(Part of a data file)
_ _ _

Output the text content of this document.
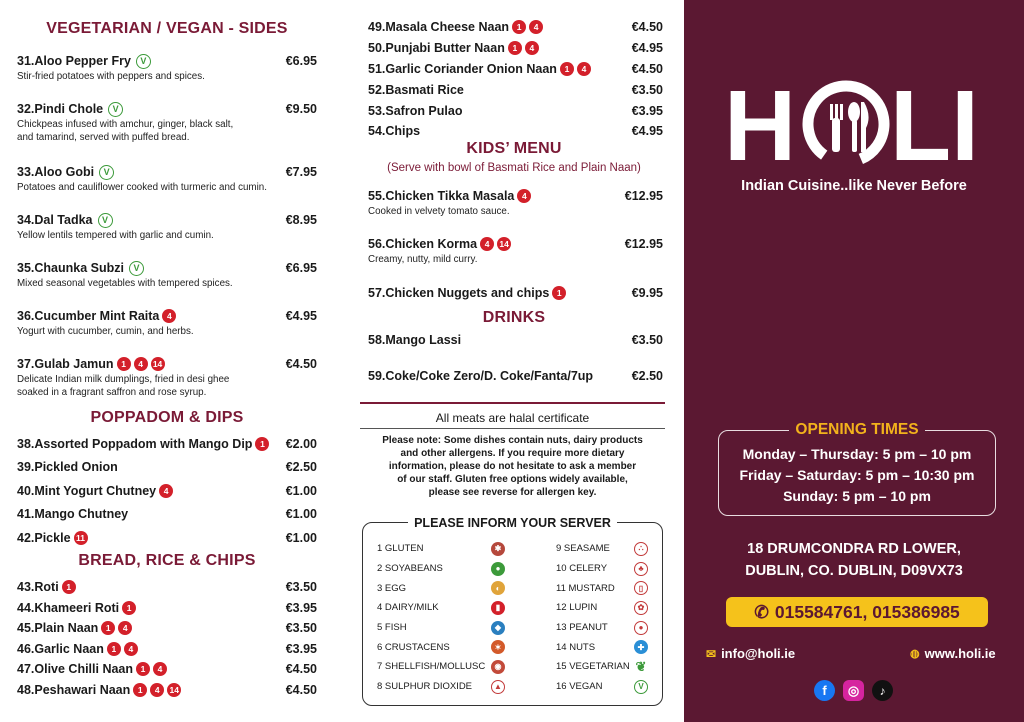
VEGETARIAN / VEGAN - SIDES
31.Aloo Pepper Fry	V	€6.95
Stir-fried potatoes with peppers and spices.
32.Pindi Chole	V	€9.50
Chickpeas infused with amchur, ginger, black salt,
and tamarind, served with puffed bread.
33.Aloo Gobi	V	€7.95
Potatoes and cauliflower cooked with turmeric and cumin.
34.Dal Tadka	V	€8.95
Yellow lentils tempered with garlic and cumin.
35.Chaunka Subzi	V	€6.95
Mixed seasonal vegetables with tempered spices.
36.Cucumber Mint Raita 4	€4.95
Yogurt with cucumber, cumin, and herbs.
37.Gulab Jamun 1	4	14	€4.50
Delicate Indian milk dumplings, fried in desi ghee
soaked in a fragrant saffron and rose syrup.
POPPADOM & DIPS
38.Assorted Poppadom with Mango Dip 1	€2.00
39.Pickled Onion	€2.50
40.Mint Yogurt Chutney 4	€1.00
41.Mango Chutney	€1.00
42.Pickle 11	€1.00
BREAD, RICE & CHIPS
43.Roti 1	€3.50
44.Khameeri Roti 1	€3.95
45.Plain Naan 1	4	€3.50
46.Garlic Naan 1	4	€3.95
47.Olive Chilli Naan 1	4	€4.50
48.Peshawari Naan 1	4	14	€4.50
49.Masala Cheese Naan 1	4	€4.50
50.Punjabi Butter Naan 1	4	€4.95
51.Garlic Coriander Onion Naan 1	4	€4.50
52.Basmati Rice	€3.50
53.Safron Pulao	€3.95
54.Chips	€4.95
KIDS’ MENU
(Serve with bowl of Basmati Rice and Plain Naan)
55.Chicken Tikka Masala 4	€12.95
Cooked in velvety tomato sauce.
56.Chicken Korma 4	14	€12.95
Creamy, nutty, mild curry.
57.Chicken Nuggets and chips 1	€9.95
DRINKS
58.Mango Lassi	€3.50
59.Coke/Coke Zero/D. Coke/Fanta/7up	€2.50
All meats are halal certificate
Please note: Some dishes contain nuts, dairy products
and other allergens. If you require more dietary
information, please do not hesitate to ask a member
of our staff. Gluten free options widely available,
please see reverse for allergen key.
PLEASE INFORM YOUR SERVER
1 GLUTEN	✱
2 SOYABEANS	●
3 EGG	◐
4 DAIRY/MILK	▮
5 FISH	◆
6 CRUSTACENS	✶
7 SHELLFISH/MOLLUSC	◉
8 SULPHUR DIOXIDE	▲
9 SEASAME	∴
10 CELERY	♣
11 MUSTARD	▯
12 LUPIN	✿
13 PEANUT	●
14 NUTS	✚
15 VEGETARIAN ❦
16 VEGAN	V
H LI
Indian Cuisine..like Never Before
OPENING TIMES
Monday – Thursday: 5 pm – 10 pm
Friday – Saturday: 5 pm – 10:30 pm
Sunday: 5 pm – 10 pm
18 DRUMCONDRA RD LOWER,
DUBLIN, CO. DUBLIN, D09VX73
✆ 015584761, 015386985
✉ info@holi.ie	◍ www.holi.ie
f	◎	♪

_ _ _

▸ Short problem:
Copy out all lines from the material above that contain the string "tempered".

▸ Result for this exercise:
Yellow lentils tempered with garlic and cumin.
Mixed seasonal vegetables with tempered spices.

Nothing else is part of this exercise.